Raw records
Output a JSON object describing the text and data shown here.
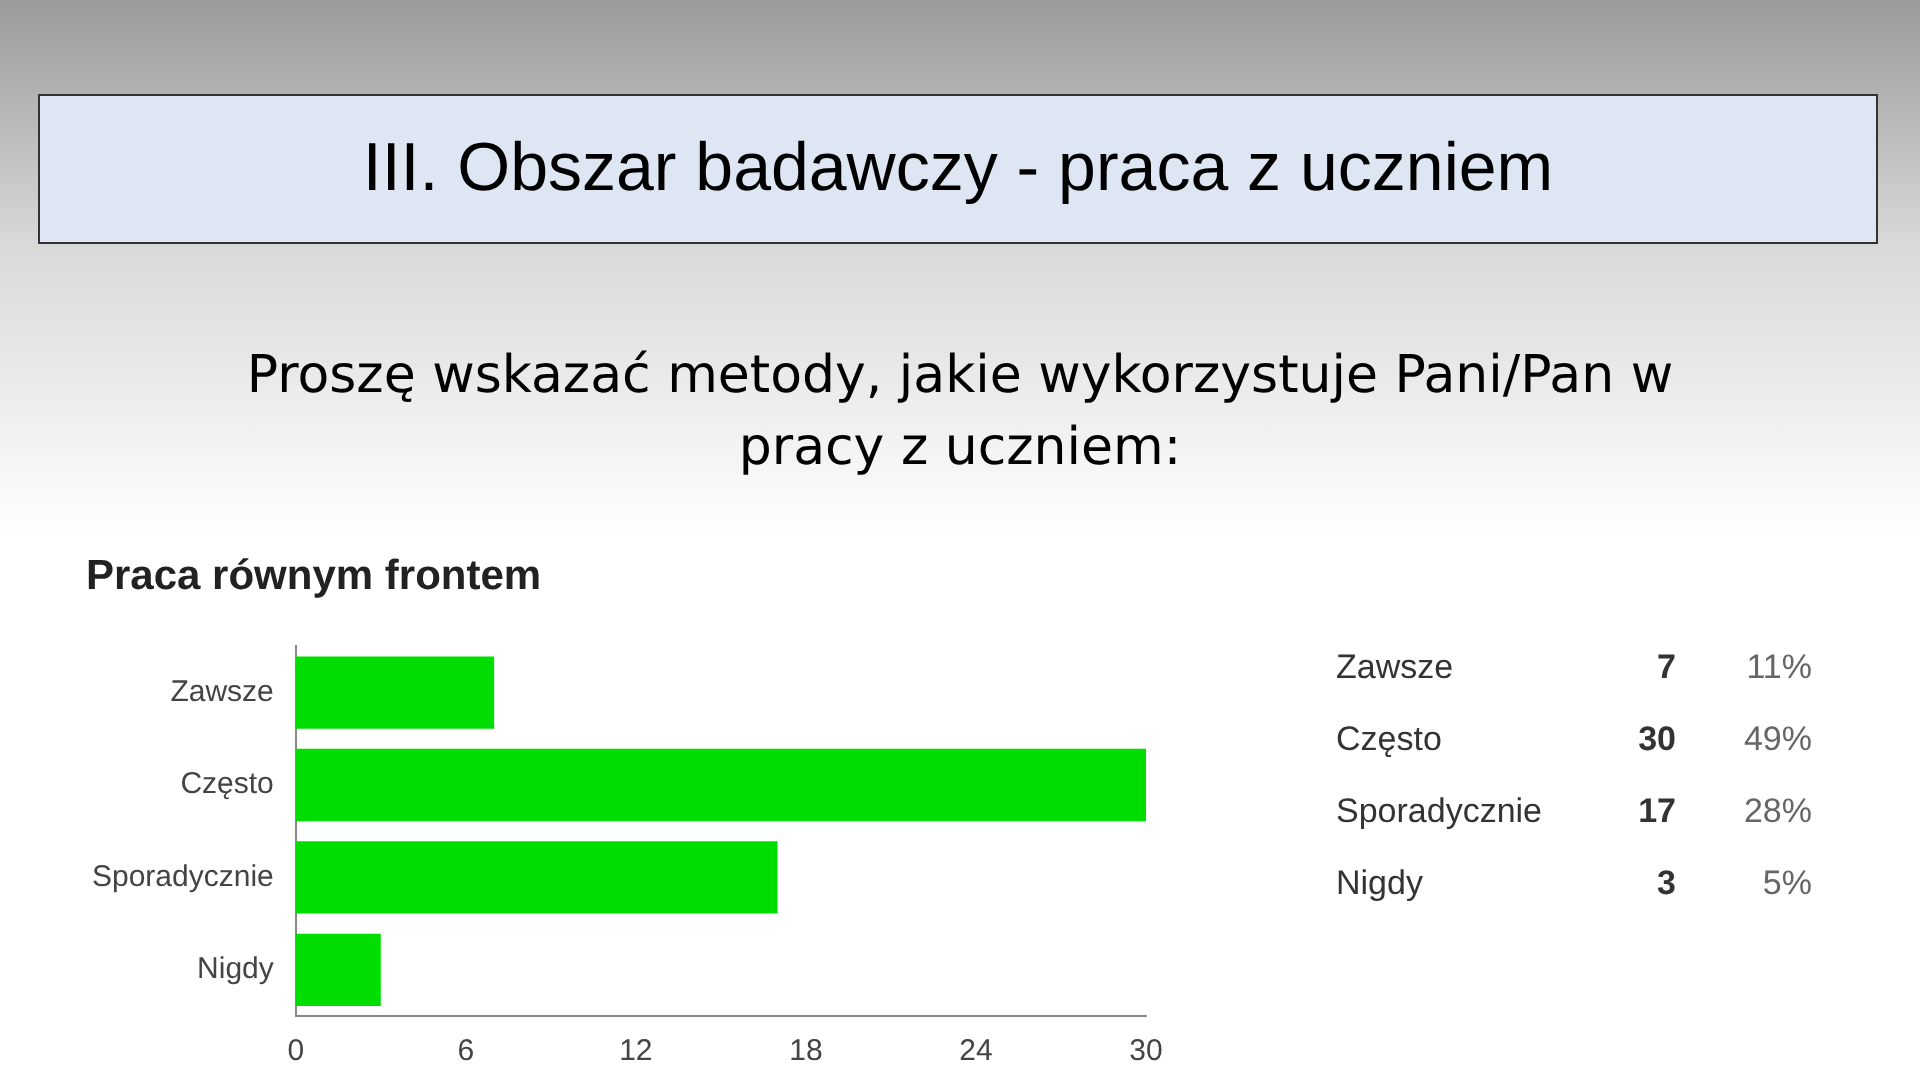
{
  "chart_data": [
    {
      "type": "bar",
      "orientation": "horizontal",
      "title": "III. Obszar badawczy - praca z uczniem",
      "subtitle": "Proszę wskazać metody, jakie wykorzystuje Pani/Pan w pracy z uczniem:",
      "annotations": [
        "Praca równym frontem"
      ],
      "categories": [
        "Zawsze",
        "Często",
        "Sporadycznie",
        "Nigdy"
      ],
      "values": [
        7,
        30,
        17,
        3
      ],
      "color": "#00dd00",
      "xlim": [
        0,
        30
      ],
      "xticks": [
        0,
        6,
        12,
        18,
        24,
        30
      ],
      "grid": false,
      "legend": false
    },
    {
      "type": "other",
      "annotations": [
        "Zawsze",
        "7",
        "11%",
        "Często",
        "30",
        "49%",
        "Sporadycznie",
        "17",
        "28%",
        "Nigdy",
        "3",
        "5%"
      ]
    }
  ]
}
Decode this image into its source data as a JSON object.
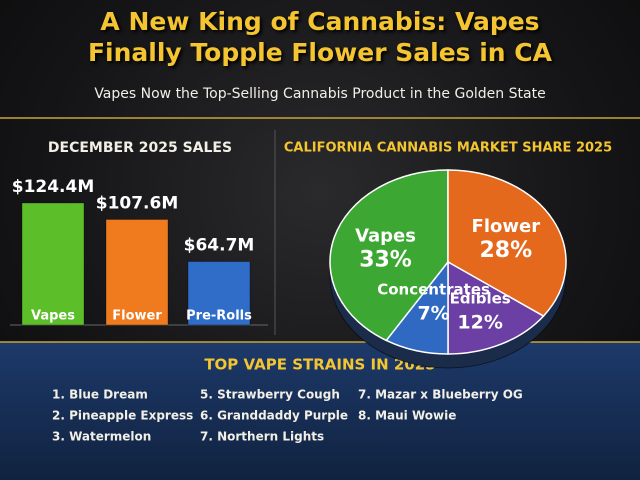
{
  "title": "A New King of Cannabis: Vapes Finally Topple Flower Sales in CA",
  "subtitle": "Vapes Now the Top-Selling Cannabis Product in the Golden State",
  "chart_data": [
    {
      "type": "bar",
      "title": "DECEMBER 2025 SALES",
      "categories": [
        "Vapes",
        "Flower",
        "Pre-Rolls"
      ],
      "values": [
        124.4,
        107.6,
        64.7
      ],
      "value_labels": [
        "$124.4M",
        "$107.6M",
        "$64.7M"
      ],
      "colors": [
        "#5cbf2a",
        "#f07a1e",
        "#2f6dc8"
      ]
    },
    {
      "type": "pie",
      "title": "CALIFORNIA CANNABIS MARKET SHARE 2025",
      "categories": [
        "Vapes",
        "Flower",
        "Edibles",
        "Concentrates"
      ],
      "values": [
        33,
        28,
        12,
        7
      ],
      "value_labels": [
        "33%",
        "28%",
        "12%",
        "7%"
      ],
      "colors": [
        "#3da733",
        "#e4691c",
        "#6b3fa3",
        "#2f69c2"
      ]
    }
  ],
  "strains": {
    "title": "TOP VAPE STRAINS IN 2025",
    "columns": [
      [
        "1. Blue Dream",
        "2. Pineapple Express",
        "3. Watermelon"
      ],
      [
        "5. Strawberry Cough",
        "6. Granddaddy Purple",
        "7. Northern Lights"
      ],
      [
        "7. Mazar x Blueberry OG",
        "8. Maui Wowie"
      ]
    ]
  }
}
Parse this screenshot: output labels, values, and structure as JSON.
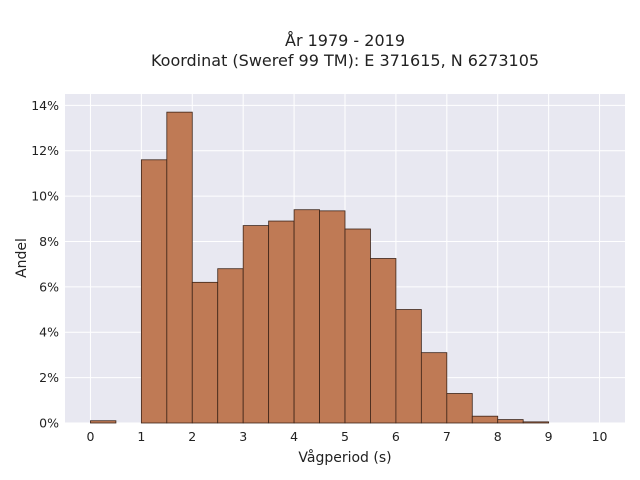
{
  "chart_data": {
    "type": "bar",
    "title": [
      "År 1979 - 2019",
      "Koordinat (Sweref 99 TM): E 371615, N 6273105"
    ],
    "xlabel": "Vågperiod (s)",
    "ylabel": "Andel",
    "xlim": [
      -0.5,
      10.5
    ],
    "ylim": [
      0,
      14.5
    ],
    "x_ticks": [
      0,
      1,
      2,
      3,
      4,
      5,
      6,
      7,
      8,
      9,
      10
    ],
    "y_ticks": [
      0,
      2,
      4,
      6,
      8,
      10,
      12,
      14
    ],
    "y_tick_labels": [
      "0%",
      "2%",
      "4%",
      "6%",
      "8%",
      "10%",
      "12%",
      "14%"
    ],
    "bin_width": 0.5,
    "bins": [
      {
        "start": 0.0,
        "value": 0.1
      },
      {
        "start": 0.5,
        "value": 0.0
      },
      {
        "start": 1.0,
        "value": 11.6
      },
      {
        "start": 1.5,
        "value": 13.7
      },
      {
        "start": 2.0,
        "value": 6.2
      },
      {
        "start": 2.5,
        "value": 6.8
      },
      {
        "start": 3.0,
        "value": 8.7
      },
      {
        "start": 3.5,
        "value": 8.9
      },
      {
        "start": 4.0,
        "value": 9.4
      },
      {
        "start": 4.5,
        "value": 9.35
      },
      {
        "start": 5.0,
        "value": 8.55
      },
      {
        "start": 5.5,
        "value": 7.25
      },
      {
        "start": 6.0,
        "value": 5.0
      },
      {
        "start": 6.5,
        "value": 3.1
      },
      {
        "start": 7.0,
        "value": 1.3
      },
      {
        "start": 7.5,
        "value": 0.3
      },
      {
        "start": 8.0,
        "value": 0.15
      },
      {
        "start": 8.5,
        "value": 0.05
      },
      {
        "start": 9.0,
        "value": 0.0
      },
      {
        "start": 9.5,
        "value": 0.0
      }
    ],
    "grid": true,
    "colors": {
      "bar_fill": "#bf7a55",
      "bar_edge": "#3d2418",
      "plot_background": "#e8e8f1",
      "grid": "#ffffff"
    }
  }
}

WHAT TO WORK ON:
Count the lines in the records above that contain the word "uczniem", and give only the number.

TASK ANSWER:
2